## Begin Exercise material

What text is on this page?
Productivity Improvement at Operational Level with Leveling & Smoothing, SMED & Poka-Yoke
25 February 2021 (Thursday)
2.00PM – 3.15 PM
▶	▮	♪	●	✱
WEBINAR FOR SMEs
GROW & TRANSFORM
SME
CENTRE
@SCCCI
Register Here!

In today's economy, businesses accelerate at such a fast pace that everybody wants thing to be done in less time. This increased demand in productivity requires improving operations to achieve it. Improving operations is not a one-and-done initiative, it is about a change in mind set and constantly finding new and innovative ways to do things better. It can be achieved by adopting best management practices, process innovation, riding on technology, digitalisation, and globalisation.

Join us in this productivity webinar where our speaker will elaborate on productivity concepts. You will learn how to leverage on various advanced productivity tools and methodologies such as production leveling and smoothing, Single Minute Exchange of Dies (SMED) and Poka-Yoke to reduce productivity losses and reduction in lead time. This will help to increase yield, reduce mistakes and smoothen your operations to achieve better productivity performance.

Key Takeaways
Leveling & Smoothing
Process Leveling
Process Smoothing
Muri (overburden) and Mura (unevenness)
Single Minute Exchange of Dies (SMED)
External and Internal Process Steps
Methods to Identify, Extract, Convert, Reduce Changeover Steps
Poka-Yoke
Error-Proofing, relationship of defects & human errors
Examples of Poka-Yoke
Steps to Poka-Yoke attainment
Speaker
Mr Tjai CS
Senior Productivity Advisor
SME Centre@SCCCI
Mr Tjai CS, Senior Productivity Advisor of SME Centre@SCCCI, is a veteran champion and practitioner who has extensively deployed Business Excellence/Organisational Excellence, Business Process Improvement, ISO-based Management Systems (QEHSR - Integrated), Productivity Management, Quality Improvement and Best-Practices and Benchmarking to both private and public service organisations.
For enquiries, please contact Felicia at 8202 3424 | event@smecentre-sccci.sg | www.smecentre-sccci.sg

## End Exercise material

> [Set exercise]
Type out the full listing again, exactly as given.

> [Written response]
What text is on this page?
Productivity Improvement at Operational Level with Leveling & Smoothing, SMED & Poka-Yoke
25 February 2021 (Thursday)
2.00PM – 3.15 PM
▶	▮	♪	●	✱
WEBINAR FOR SMEs
GROW & TRANSFORM
SME
CENTRE
@SCCCI
Register Here!

In today's economy, businesses accelerate at such a fast pace that everybody wants thing to be done in less time. This increased demand in productivity requires improving operations to achieve it. Improving operations is not a one-and-done initiative, it is about a change in mind set and constantly finding new and innovative ways to do things better. It can be achieved by adopting best management practices, process innovation, riding on technology, digitalisation, and globalisation.

Join us in this productivity webinar where our speaker will elaborate on productivity concepts. You will learn how to leverage on various advanced productivity tools and methodologies such as production leveling and smoothing, Single Minute Exchange of Dies (SMED) and Poka-Yoke to reduce productivity losses and reduction in lead time. This will help to increase yield, reduce mistakes and smoothen your operations to achieve better productivity performance.

Key Takeaways
Leveling & Smoothing
Process Leveling
Process Smoothing
Muri (overburden) and Mura (unevenness)
Single Minute Exchange of Dies (SMED)
External and Internal Process Steps
Methods to Identify, Extract, Convert, Reduce Changeover Steps
Poka-Yoke
Error-Proofing, relationship of defects & human errors
Examples of Poka-Yoke
Steps to Poka-Yoke attainment
Speaker
Mr Tjai CS
Senior Productivity Advisor
SME Centre@SCCCI
Mr Tjai CS, Senior Productivity Advisor of SME Centre@SCCCI, is a veteran champion and practitioner who has extensively deployed Business Excellence/Organisational Excellence, Business Process Improvement, ISO-based Management Systems (QEHSR - Integrated), Productivity Management, Quality Improvement and Best-Practices and Benchmarking to both private and public service organisations.
For enquiries, please contact Felicia at 8202 3424 | event@smecentre-sccci.sg | www.smecentre-sccci.sg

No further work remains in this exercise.